> **EXTRACTED DATA**:
_ _ _

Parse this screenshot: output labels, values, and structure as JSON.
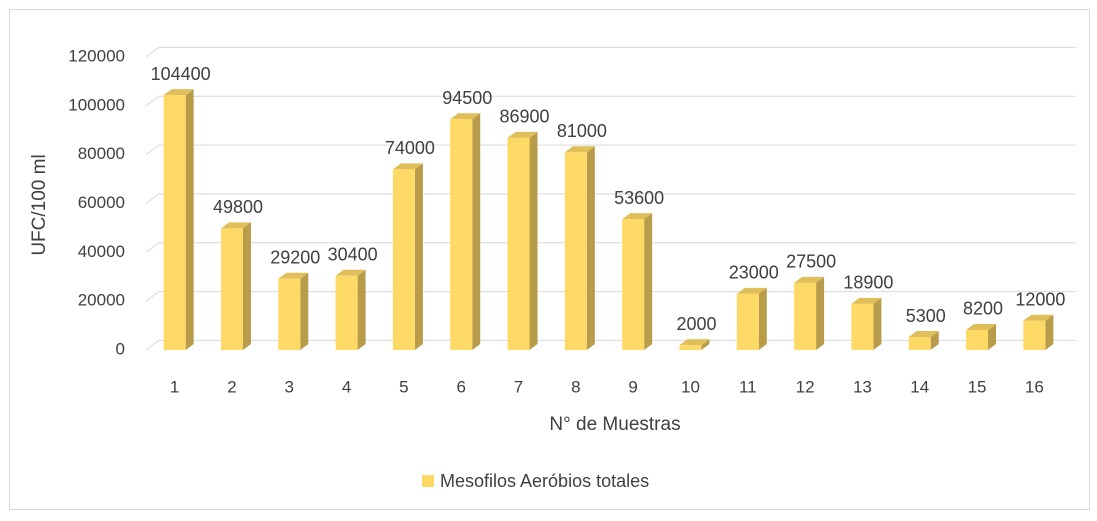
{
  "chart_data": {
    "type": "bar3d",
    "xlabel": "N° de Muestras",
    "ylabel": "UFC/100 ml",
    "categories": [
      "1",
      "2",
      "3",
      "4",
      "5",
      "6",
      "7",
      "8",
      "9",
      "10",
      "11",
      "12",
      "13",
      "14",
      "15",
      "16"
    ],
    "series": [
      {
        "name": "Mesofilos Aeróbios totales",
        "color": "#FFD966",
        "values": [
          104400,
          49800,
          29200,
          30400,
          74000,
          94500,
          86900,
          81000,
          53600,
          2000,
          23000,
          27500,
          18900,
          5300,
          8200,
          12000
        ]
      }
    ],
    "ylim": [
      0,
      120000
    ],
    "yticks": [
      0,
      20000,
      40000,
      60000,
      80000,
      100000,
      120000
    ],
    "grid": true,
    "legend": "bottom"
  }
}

_ _ _

> **TASK REQUIREMENTS**: Reproduce the entries above exactly. Do not include the images.

> **TASK RESPONSE**:
Parse this screenshot: output labels, values, and structure as JSON.
{
  "chart_data": {
    "type": "bar3d",
    "xlabel": "N° de Muestras",
    "ylabel": "UFC/100 ml",
    "categories": [
      "1",
      "2",
      "3",
      "4",
      "5",
      "6",
      "7",
      "8",
      "9",
      "10",
      "11",
      "12",
      "13",
      "14",
      "15",
      "16"
    ],
    "series": [
      {
        "name": "Mesofilos Aeróbios totales",
        "color": "#FFD966",
        "values": [
          104400,
          49800,
          29200,
          30400,
          74000,
          94500,
          86900,
          81000,
          53600,
          2000,
          23000,
          27500,
          18900,
          5300,
          8200,
          12000
        ]
      }
    ],
    "ylim": [
      0,
      120000
    ],
    "yticks": [
      0,
      20000,
      40000,
      60000,
      80000,
      100000,
      120000
    ],
    "grid": true,
    "legend": "bottom"
  }
}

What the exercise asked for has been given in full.